§ **What is being asked**:
Extract every line from the records below that contains the word "утвержденной".

§ **Stored data**:
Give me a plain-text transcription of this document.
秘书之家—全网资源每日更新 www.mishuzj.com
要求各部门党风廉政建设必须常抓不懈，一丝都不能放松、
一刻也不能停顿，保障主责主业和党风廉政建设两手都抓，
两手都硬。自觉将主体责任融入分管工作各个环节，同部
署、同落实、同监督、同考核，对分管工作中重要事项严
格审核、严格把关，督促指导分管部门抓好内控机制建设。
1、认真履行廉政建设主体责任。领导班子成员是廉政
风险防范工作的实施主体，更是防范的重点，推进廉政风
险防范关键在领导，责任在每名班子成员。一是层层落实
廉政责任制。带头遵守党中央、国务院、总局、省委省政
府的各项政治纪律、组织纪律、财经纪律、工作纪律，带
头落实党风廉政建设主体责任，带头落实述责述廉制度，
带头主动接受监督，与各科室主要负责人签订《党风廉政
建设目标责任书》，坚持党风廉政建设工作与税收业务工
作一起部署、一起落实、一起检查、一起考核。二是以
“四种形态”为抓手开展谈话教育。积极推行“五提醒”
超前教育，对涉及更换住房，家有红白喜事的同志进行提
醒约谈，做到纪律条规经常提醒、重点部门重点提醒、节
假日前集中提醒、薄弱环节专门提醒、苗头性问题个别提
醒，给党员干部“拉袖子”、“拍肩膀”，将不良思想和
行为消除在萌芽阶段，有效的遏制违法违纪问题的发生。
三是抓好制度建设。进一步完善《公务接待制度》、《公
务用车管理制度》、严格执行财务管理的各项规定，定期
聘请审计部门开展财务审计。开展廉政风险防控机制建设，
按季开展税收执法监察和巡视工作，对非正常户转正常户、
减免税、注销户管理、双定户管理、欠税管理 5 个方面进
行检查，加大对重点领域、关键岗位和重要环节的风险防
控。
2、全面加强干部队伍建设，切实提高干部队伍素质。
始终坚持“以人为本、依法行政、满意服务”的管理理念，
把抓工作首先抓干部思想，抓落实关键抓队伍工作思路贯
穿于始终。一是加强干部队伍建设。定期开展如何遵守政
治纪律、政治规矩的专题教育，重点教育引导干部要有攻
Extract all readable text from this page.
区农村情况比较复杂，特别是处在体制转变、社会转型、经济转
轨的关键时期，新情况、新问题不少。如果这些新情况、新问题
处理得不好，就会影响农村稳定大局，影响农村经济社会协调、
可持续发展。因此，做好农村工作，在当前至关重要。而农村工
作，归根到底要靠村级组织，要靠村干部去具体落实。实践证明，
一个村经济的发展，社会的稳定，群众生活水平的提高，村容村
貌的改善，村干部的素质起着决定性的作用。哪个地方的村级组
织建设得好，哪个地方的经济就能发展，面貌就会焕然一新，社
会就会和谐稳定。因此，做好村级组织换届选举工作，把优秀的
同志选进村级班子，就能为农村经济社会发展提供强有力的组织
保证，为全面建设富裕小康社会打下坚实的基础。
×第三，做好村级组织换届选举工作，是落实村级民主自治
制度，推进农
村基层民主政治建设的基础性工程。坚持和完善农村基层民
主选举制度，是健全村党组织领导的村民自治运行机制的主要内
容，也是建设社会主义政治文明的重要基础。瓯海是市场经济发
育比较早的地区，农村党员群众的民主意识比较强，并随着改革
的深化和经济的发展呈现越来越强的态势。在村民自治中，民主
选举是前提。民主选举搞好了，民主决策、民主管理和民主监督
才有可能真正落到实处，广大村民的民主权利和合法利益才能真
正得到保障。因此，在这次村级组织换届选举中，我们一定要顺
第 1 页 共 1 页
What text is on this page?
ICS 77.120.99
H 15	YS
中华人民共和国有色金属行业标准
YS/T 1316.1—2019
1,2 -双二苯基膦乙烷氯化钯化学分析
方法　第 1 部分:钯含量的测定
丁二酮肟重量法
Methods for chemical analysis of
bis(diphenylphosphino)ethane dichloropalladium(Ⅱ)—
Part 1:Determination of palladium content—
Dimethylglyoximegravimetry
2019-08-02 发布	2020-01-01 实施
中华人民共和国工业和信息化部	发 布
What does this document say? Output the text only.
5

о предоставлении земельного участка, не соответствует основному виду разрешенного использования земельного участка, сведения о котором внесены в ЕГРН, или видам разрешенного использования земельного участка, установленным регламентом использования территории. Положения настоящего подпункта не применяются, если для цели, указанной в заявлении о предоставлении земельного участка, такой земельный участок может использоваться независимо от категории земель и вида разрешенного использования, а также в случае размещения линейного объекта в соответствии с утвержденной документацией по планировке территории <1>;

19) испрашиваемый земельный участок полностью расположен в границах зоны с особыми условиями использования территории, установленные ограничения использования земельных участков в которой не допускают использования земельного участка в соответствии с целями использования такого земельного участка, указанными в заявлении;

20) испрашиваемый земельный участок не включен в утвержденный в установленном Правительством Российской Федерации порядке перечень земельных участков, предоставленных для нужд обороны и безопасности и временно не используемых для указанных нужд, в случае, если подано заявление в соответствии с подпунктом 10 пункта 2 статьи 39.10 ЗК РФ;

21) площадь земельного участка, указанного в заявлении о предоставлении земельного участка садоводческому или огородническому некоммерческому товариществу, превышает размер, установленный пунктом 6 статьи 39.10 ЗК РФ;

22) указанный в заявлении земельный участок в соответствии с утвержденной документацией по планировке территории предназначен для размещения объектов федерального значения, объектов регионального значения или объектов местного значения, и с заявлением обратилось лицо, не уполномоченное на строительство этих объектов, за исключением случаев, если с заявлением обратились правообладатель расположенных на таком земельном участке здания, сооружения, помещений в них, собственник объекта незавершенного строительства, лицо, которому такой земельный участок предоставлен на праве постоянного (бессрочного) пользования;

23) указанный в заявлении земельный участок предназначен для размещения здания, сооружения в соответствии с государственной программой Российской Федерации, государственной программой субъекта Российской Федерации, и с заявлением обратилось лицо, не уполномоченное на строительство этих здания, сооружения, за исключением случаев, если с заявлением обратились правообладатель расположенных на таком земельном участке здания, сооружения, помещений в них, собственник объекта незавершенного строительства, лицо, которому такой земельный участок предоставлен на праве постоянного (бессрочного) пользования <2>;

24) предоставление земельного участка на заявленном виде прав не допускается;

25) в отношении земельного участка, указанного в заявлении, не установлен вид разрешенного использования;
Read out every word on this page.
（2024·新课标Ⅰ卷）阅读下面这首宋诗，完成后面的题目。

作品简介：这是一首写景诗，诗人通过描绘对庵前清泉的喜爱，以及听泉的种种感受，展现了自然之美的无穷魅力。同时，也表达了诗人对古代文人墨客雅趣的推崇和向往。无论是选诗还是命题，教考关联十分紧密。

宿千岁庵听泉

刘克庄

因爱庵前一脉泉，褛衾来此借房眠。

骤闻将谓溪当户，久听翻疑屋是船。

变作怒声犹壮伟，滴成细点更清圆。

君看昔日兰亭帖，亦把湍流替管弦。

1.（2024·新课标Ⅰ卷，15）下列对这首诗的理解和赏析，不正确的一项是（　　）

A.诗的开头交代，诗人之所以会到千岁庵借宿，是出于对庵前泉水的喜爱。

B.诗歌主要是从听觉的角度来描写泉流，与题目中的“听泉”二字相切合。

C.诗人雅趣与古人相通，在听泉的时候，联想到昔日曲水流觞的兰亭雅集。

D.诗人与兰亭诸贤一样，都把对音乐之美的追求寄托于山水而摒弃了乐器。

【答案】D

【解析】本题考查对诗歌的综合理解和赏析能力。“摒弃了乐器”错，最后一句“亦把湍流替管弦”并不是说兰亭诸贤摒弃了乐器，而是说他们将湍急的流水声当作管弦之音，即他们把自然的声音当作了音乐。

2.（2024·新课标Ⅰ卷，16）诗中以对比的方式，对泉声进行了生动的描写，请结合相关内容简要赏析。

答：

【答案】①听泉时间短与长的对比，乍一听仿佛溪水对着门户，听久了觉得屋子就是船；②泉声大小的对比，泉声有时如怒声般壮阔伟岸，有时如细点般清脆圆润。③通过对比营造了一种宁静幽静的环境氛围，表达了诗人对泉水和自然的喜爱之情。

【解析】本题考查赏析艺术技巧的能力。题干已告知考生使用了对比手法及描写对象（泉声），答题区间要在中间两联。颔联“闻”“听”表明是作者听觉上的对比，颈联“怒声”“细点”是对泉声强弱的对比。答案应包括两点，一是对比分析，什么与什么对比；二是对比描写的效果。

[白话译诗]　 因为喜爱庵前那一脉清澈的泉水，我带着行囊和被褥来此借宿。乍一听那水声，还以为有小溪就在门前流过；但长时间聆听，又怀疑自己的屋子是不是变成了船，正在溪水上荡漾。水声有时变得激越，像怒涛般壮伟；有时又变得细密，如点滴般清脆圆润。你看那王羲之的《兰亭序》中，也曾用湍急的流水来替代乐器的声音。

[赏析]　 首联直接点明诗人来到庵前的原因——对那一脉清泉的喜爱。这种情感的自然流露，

§ **Solution below**:
о предоставлении земельного участка, не соответствует основному виду разрешенного использования земельного участка, сведения о котором внесены в ЕГРН, или видам разрешенного использования земельного участка, установленным регламентом использования территории. Положения настоящего подпункта не применяются, если для цели, указанной в заявлении о предоставлении земельного участка, такой земельный участок может использоваться независимо от категории земель и вида разрешенного использования, а также в случае размещения линейного объекта в соответствии с утвержденной документацией по планировке территории <1>;
22) указанный в заявлении земельный участок в соответствии с утвержденной документацией по планировке территории предназначен для размещения объектов федерального значения, объектов регионального значения или объектов местного значения, и с заявлением обратилось лицо, не уполномоченное на строительство этих объектов, за исключением случаев, если с заявлением обратились правообладатель расположенных на таком земельном участке здания, сооружения, помещений в них, собственник объекта незавершенного строительства, лицо, которому такой земельный участок предоставлен на праве постоянного (бессрочного) пользования;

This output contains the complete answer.